◆ DATASET RECORDS ◆

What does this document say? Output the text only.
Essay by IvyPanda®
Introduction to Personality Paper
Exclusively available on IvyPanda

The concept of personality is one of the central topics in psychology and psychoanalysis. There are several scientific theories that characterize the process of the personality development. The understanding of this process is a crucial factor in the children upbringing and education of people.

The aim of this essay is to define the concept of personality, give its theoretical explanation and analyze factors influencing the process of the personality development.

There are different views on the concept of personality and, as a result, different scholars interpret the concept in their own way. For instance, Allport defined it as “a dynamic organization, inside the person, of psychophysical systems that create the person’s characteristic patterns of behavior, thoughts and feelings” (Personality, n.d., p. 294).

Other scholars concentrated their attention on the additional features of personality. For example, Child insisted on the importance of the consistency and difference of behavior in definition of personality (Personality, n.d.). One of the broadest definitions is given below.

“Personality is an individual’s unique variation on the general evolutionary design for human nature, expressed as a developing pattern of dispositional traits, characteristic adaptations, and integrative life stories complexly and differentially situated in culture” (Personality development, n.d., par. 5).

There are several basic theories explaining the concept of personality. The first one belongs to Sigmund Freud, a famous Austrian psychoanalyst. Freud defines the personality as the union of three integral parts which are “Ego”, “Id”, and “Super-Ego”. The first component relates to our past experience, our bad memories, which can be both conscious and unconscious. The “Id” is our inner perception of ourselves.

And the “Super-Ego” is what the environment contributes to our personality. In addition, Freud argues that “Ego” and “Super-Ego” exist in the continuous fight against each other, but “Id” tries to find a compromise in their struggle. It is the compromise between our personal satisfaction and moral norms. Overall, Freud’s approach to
--
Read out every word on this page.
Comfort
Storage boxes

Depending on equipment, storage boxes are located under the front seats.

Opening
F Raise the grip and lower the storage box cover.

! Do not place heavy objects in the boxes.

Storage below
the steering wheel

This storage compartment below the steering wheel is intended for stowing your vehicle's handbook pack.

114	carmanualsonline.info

◆ DIRECTIVE ◆
Where a line in the entries holds "wheel", copy that line.

◆ CORRECT ANSWER ◆
the steering wheel
This storage compartment below the steering wheel is intended for stowing your vehicle's handbook pack.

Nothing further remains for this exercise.